*Exercise A*
In the court brief below, rewrite everything from "Thus, the appellant" down to "Procedure Rule No.l.", with "appellant" swapped for "defendant".

*Document passage*
-=-=-=-=-
Further detailing, at 9:30 Thursday, December 2nd, the State resumed offering its evidence in chief (Tr. 655); at 12:30 noon, December 2nd, the Court recessed until 1:30 (Tr. 749), at which time the State resumed offering its evidence in chief. The State rested its case at 3:15 p.m. on December 2nd (Tr. 826); and the Court then recessed until 9:30 a.m. Friday, December 3rd, at which time the Court reconvened and five pages of the transcript are consumed with motions made by the defendant (Tr. 827-832). The witnesses for the defendant testified (Tr. 832-878). There were the instructions, the argument, and the verdict returned on December 3, 1965 (Tr. 36).
Thus, the appellant had from some time in the. morning of December 1st until December 3rd to obtain a subpoena or an attachment to have these witnesses brought into Court; and there is nothing in the record to show that any such was done or attempted. Rather, in Assignment No. 13 in the motion for new trial (Tr. 40), the appellant complains that the testimony of these witnesses should not have been introduced.
My first point is that the appellant showed absolutely no diligence to get these witnesses and, in the absence of diligence, he would not be entitled to a new trial; and if not entitled to a new trial, certainly he should not be entitled to proceed under Criminal Procedure Rule No.l.
II.
-=-=-=-=-
*Provided material*
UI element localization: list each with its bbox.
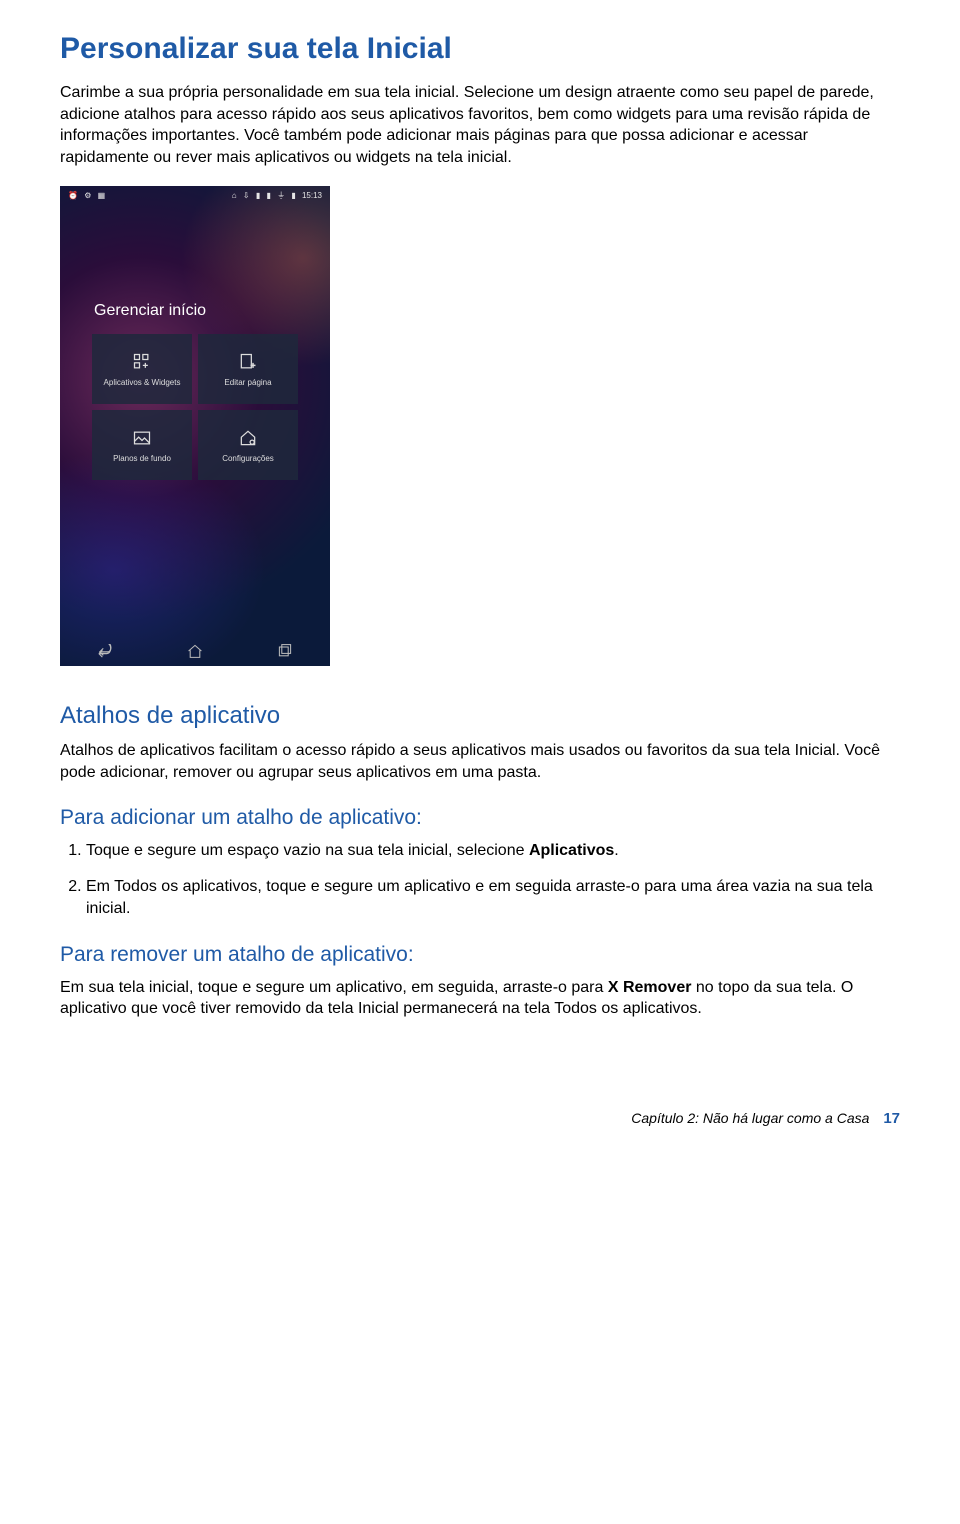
step-item: Em Todos os aplicativos, toque e segure … [86,876,900,921]
footer-chapter: Capítulo 2: Não há lugar como a Casa [631,1110,869,1126]
phone-screenshot: ⏰ ⚙ ▦ ⌂ ⇩ ▮ ▮ ⏚ ▮ 15:13 Gerenciar início… [60,186,330,666]
section-paragraph: Atalhos de aplicativos facilitam o acess… [60,740,900,783]
status-bar: ⏰ ⚙ ▦ ⌂ ⇩ ▮ ▮ ⏚ ▮ 15:13 [60,186,330,204]
status-time: 15:13 [302,191,322,200]
tile-wallpapers[interactable]: Planos de fundo [92,410,192,480]
tile-label: Editar página [224,378,271,387]
signal-icon: ▮ [266,191,270,200]
remove-paragraph: Em sua tela inicial, toque e segure um a… [60,977,900,1020]
home-icon[interactable] [181,641,209,661]
tile-settings[interactable]: Configurações [198,410,298,480]
wifi-icon: ⏚ [277,191,285,200]
steps-add: Toque e segure um espaço vazio na sua te… [60,840,900,921]
page-footer: Capítulo 2: Não há lugar como a Casa 17 [60,1110,900,1127]
step-text: . [614,842,618,859]
image-icon [131,427,153,449]
page-plus-icon [237,351,259,373]
status-left: ⏰ ⚙ ▦ [66,191,107,200]
battery-icon: ▮ [291,191,295,200]
navigation-bar [60,636,330,666]
home-icon: ⌂ [232,191,237,200]
remove-text: Em sua tela inicial, toque e segure um a… [60,979,608,996]
remove-bold: X Remover [608,979,692,996]
tile-label: Aplicativos & Widgets [104,378,181,387]
tile-grid: Aplicativos & Widgets Editar página Plan… [92,334,298,480]
app-icon: ▦ [98,191,106,200]
step-bold: Aplicativos [529,842,614,859]
signal-icon: ▮ [256,191,260,200]
step-item: Toque e segure um espaço vazio na sua te… [86,840,900,862]
settings-icon: ⚙ [84,191,91,200]
tile-label: Planos de fundo [113,454,171,463]
home-gear-icon [237,427,259,449]
grid-plus-icon [131,351,153,373]
section-title-shortcuts: Atalhos de aplicativo [60,702,900,730]
download-icon: ⇩ [243,191,250,200]
recent-icon[interactable] [271,641,299,661]
footer-page-number: 17 [883,1110,900,1127]
alarm-icon: ⏰ [68,191,78,200]
manage-home-title: Gerenciar início [60,302,330,320]
document-page: Personalizar sua tela Inicial Carimbe a … [0,0,960,1167]
sub-title-add: Para adicionar um atalho de aplicativo: [60,806,900,830]
step-text: Em Todos os aplicativos, toque e segure … [86,878,873,917]
tile-label: Configurações [222,454,274,463]
intro-paragraph: Carimbe a sua própria personalidade em s… [60,82,900,168]
sub-title-remove: Para remover um atalho de aplicativo: [60,943,900,967]
tile-apps-widgets[interactable]: Aplicativos & Widgets [92,334,192,404]
status-right: ⌂ ⇩ ▮ ▮ ⏚ ▮ 15:13 [230,190,324,201]
tile-edit-page[interactable]: Editar página [198,334,298,404]
page-title: Personalizar sua tela Inicial [60,32,900,66]
step-text: Toque e segure um espaço vazio na sua te… [86,842,529,859]
back-icon[interactable] [91,641,119,661]
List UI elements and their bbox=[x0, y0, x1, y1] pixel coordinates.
-=-=-=-=-
*Exercise B*
Put everything in the rows above from the one containing "step-item: Em Todos" down to the one containing "section-paragraph: Atalhos de", both included, into a Markdown table with the columns No. and Entry. Give each row's number and its line, and skip blank lines.

*Complete answer A*
Thus, the defendant had from some time in the. morning of December 1st until December 3rd to obtain a subpoena or an attachment to have these witnesses brought into Court; and there is nothing in the record to show that any such was done or attempted. Rather, in Assignment No. 13 in the motion for new trial (Tr. 40), the defendant complains that the testimony of these witnesses should not have been introduced.
My first point is that the defendant showed absolutely no diligence to get these witnesses and, in the absence of diligence, he would not be entitled to a new trial; and if not entitled to a new trial, certainly he should not be entitled to proceed under Criminal Procedure Rule No.l.

*Complete answer B*
| No. | Entry |
|---|---|
| 1 | step-item: Em Todos os aplicativos, toque e segure … [86,876,900,921] |
| 2 | footer-chapter: Capítulo 2: Não há lugar como a Casa [631,1110,869,1126] |
| 3 | phone-screenshot: ⏰ ⚙ ▦ ⌂ ⇩ ▮ ▮ ⏚ ▮ 15:13 Gerenciar início… [60,186,330,666] |
| 4 | section-paragraph: Atalhos de aplicativos facilitam o acess… [60,740,900,783] |